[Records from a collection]
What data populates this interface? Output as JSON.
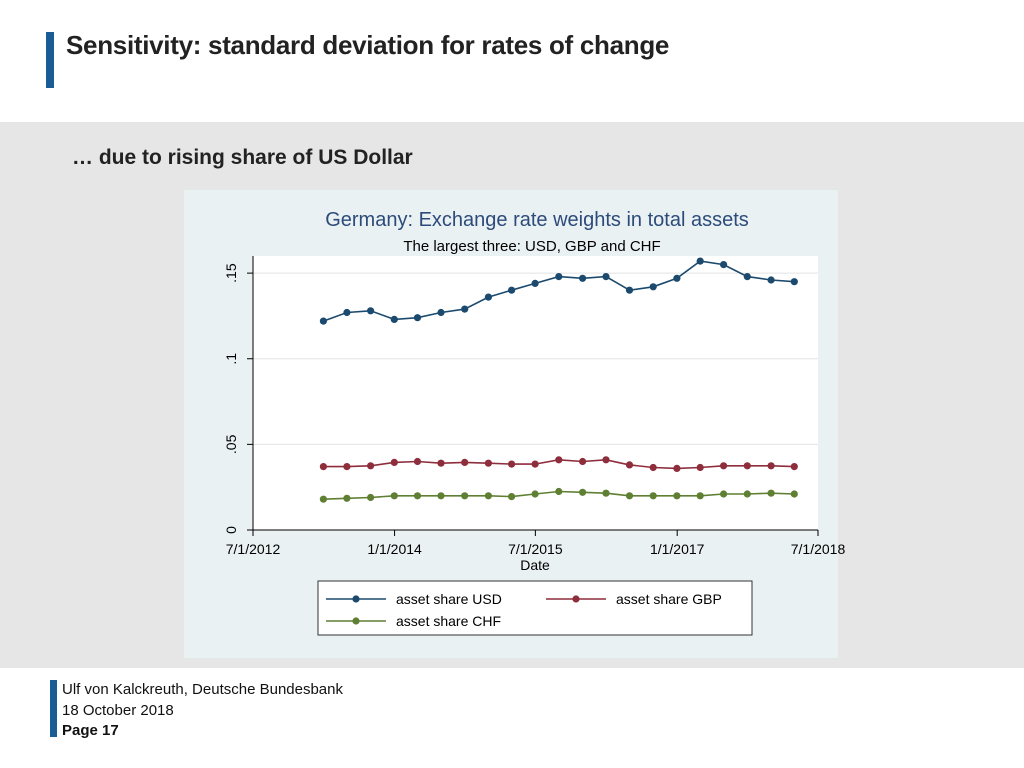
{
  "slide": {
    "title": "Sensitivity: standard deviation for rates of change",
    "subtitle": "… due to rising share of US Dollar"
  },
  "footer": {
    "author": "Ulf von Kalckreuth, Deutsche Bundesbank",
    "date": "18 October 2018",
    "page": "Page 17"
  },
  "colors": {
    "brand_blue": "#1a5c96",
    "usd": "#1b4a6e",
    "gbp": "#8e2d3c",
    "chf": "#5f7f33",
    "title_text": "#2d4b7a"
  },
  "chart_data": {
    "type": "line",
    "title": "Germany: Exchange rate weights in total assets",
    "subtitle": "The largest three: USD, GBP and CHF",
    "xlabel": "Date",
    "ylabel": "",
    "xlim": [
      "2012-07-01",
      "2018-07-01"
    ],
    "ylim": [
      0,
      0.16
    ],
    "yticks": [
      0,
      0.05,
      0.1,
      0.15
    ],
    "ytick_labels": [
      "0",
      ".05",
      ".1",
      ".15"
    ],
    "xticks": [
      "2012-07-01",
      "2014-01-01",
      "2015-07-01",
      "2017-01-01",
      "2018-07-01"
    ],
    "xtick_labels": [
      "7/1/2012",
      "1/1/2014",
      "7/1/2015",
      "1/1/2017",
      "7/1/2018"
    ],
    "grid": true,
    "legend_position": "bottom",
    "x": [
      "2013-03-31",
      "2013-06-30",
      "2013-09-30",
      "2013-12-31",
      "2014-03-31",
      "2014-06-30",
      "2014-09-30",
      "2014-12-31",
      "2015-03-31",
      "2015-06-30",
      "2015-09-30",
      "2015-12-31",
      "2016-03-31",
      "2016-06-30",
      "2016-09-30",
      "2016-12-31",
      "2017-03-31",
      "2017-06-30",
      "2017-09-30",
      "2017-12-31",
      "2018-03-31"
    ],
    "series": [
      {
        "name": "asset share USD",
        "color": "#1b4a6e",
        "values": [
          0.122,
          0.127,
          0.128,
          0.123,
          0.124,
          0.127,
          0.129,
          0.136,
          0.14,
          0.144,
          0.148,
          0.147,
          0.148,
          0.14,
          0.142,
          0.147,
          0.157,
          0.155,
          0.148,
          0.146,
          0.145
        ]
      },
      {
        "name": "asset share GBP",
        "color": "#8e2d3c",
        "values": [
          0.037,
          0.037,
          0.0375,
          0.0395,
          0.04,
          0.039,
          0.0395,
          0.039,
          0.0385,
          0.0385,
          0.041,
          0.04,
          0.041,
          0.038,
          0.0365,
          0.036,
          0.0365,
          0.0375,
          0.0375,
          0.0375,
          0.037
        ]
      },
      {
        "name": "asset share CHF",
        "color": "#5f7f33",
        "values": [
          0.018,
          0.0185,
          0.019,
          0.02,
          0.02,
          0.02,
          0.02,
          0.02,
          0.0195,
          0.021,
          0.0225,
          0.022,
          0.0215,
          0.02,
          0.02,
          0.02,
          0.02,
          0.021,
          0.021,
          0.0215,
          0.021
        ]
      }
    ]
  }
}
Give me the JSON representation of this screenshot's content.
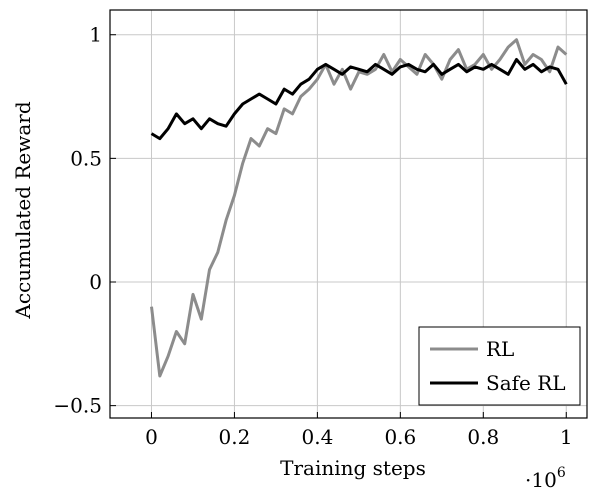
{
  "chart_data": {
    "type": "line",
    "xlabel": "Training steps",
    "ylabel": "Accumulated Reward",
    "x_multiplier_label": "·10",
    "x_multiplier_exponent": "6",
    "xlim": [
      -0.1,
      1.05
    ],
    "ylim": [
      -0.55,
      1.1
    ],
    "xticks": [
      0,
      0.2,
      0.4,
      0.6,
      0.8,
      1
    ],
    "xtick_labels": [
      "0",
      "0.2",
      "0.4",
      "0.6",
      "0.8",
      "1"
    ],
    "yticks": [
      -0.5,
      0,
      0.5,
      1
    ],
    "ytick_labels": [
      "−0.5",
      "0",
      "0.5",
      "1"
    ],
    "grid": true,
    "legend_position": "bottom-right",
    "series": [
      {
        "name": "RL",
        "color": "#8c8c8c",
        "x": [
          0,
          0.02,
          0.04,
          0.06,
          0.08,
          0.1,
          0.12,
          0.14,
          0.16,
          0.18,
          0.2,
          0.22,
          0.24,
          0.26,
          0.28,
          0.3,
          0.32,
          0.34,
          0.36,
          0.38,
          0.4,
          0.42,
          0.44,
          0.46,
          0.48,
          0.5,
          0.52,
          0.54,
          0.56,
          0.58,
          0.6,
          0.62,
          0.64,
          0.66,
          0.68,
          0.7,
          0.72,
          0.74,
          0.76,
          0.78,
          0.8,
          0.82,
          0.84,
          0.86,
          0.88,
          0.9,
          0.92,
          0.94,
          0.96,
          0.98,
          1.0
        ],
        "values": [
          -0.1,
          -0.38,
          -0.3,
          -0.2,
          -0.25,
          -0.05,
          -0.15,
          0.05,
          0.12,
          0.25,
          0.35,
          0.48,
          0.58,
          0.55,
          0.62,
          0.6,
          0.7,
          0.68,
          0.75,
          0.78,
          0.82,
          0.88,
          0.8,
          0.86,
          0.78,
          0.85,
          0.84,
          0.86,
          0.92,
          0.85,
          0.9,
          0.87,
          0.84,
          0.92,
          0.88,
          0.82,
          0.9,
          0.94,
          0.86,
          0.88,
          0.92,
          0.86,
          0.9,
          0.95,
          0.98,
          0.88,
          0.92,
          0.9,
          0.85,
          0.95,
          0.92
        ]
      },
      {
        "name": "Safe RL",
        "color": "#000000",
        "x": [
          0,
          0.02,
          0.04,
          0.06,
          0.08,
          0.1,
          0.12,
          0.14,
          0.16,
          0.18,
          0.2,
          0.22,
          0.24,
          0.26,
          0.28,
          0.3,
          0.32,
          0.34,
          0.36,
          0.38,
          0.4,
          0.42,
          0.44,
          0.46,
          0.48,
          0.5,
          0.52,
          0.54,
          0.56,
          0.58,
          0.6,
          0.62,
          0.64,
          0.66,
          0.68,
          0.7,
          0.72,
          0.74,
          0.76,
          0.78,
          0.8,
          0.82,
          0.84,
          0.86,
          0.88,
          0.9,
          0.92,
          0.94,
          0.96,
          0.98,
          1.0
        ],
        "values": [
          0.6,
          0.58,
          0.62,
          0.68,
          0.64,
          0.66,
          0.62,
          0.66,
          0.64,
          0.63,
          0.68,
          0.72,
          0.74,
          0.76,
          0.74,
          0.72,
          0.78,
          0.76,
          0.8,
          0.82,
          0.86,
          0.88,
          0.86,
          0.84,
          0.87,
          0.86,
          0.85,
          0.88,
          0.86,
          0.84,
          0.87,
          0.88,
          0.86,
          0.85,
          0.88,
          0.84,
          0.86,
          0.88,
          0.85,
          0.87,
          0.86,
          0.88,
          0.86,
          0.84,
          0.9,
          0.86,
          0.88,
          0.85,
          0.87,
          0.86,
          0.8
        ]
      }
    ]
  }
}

*Exercise details:*
Pictures don't belong in the copy. Transcribe every record exactly as it appears.

*Response:*
What data populates this interface? Output as JSON.
{
  "slide": {
    "title": "Sensitivity: standard deviation for rates of change",
    "subtitle": "… due to rising share of US Dollar"
  },
  "footer": {
    "author": "Ulf von Kalckreuth, Deutsche Bundesbank",
    "date": "18 October 2018",
    "page": "Page 17"
  },
  "colors": {
    "brand_blue": "#1a5c96",
    "usd": "#1b4a6e",
    "gbp": "#8e2d3c",
    "chf": "#5f7f33",
    "title_text": "#2d4b7a"
  },
  "chart_data": {
    "type": "line",
    "title": "Germany: Exchange rate weights in total assets",
    "subtitle": "The largest three: USD, GBP and CHF",
    "xlabel": "Date",
    "ylabel": "",
    "xlim": [
      "2012-07-01",
      "2018-07-01"
    ],
    "ylim": [
      0,
      0.16
    ],
    "yticks": [
      0,
      0.05,
      0.1,
      0.15
    ],
    "ytick_labels": [
      "0",
      ".05",
      ".1",
      ".15"
    ],
    "xticks": [
      "2012-07-01",
      "2014-01-01",
      "2015-07-01",
      "2017-01-01",
      "2018-07-01"
    ],
    "xtick_labels": [
      "7/1/2012",
      "1/1/2014",
      "7/1/2015",
      "1/1/2017",
      "7/1/2018"
    ],
    "grid": true,
    "legend_position": "bottom",
    "x": [
      "2013-03-31",
      "2013-06-30",
      "2013-09-30",
      "2013-12-31",
      "2014-03-31",
      "2014-06-30",
      "2014-09-30",
      "2014-12-31",
      "2015-03-31",
      "2015-06-30",
      "2015-09-30",
      "2015-12-31",
      "2016-03-31",
      "2016-06-30",
      "2016-09-30",
      "2016-12-31",
      "2017-03-31",
      "2017-06-30",
      "2017-09-30",
      "2017-12-31",
      "2018-03-31"
    ],
    "series": [
      {
        "name": "asset share USD",
        "color": "#1b4a6e",
        "values": [
          0.122,
          0.127,
          0.128,
          0.123,
          0.124,
          0.127,
          0.129,
          0.136,
          0.14,
          0.144,
          0.148,
          0.147,
          0.148,
          0.14,
          0.142,
          0.147,
          0.157,
          0.155,
          0.148,
          0.146,
          0.145
        ]
      },
      {
        "name": "asset share GBP",
        "color": "#8e2d3c",
        "values": [
          0.037,
          0.037,
          0.0375,
          0.0395,
          0.04,
          0.039,
          0.0395,
          0.039,
          0.0385,
          0.0385,
          0.041,
          0.04,
          0.041,
          0.038,
          0.0365,
          0.036,
          0.0365,
          0.0375,
          0.0375,
          0.0375,
          0.037
        ]
      },
      {
        "name": "asset share CHF",
        "color": "#5f7f33",
        "values": [
          0.018,
          0.0185,
          0.019,
          0.02,
          0.02,
          0.02,
          0.02,
          0.02,
          0.0195,
          0.021,
          0.0225,
          0.022,
          0.0215,
          0.02,
          0.02,
          0.02,
          0.02,
          0.021,
          0.021,
          0.0215,
          0.021
        ]
      }
    ]
  }
}
Give me the JSON representation of this screenshot's content.
{
  "chart_data": {
    "type": "line",
    "xlabel": "Training steps",
    "ylabel": "Accumulated Reward",
    "x_multiplier_label": "·10",
    "x_multiplier_exponent": "6",
    "xlim": [
      -0.1,
      1.05
    ],
    "ylim": [
      -0.55,
      1.1
    ],
    "xticks": [
      0,
      0.2,
      0.4,
      0.6,
      0.8,
      1
    ],
    "xtick_labels": [
      "0",
      "0.2",
      "0.4",
      "0.6",
      "0.8",
      "1"
    ],
    "yticks": [
      -0.5,
      0,
      0.5,
      1
    ],
    "ytick_labels": [
      "−0.5",
      "0",
      "0.5",
      "1"
    ],
    "grid": true,
    "legend_position": "bottom-right",
    "series": [
      {
        "name": "RL",
        "color": "#8c8c8c",
        "x": [
          0,
          0.02,
          0.04,
          0.06,
          0.08,
          0.1,
          0.12,
          0.14,
          0.16,
          0.18,
          0.2,
          0.22,
          0.24,
          0.26,
          0.28,
          0.3,
          0.32,
          0.34,
          0.36,
          0.38,
          0.4,
          0.42,
          0.44,
          0.46,
          0.48,
          0.5,
          0.52,
          0.54,
          0.56,
          0.58,
          0.6,
          0.62,
          0.64,
          0.66,
          0.68,
          0.7,
          0.72,
          0.74,
          0.76,
          0.78,
          0.8,
          0.82,
          0.84,
          0.86,
          0.88,
          0.9,
          0.92,
          0.94,
          0.96,
          0.98,
          1.0
        ],
        "values": [
          -0.1,
          -0.38,
          -0.3,
          -0.2,
          -0.25,
          -0.05,
          -0.15,
          0.05,
          0.12,
          0.25,
          0.35,
          0.48,
          0.58,
          0.55,
          0.62,
          0.6,
          0.7,
          0.68,
          0.75,
          0.78,
          0.82,
          0.88,
          0.8,
          0.86,
          0.78,
          0.85,
          0.84,
          0.86,
          0.92,
          0.85,
          0.9,
          0.87,
          0.84,
          0.92,
          0.88,
          0.82,
          0.9,
          0.94,
          0.86,
          0.88,
          0.92,
          0.86,
          0.9,
          0.95,
          0.98,
          0.88,
          0.92,
          0.9,
          0.85,
          0.95,
          0.92
        ]
      },
      {
        "name": "Safe RL",
        "color": "#000000",
        "x": [
          0,
          0.02,
          0.04,
          0.06,
          0.08,
          0.1,
          0.12,
          0.14,
          0.16,
          0.18,
          0.2,
          0.22,
          0.24,
          0.26,
          0.28,
          0.3,
          0.32,
          0.34,
          0.36,
          0.38,
          0.4,
          0.42,
          0.44,
          0.46,
          0.48,
          0.5,
          0.52,
          0.54,
          0.56,
          0.58,
          0.6,
          0.62,
          0.64,
          0.66,
          0.68,
          0.7,
          0.72,
          0.74,
          0.76,
          0.78,
          0.8,
          0.82,
          0.84,
          0.86,
          0.88,
          0.9,
          0.92,
          0.94,
          0.96,
          0.98,
          1.0
        ],
        "values": [
          0.6,
          0.58,
          0.62,
          0.68,
          0.64,
          0.66,
          0.62,
          0.66,
          0.64,
          0.63,
          0.68,
          0.72,
          0.74,
          0.76,
          0.74,
          0.72,
          0.78,
          0.76,
          0.8,
          0.82,
          0.86,
          0.88,
          0.86,
          0.84,
          0.87,
          0.86,
          0.85,
          0.88,
          0.86,
          0.84,
          0.87,
          0.88,
          0.86,
          0.85,
          0.88,
          0.84,
          0.86,
          0.88,
          0.85,
          0.87,
          0.86,
          0.88,
          0.86,
          0.84,
          0.9,
          0.86,
          0.88,
          0.85,
          0.87,
          0.86,
          0.8
        ]
      }
    ]
  }
}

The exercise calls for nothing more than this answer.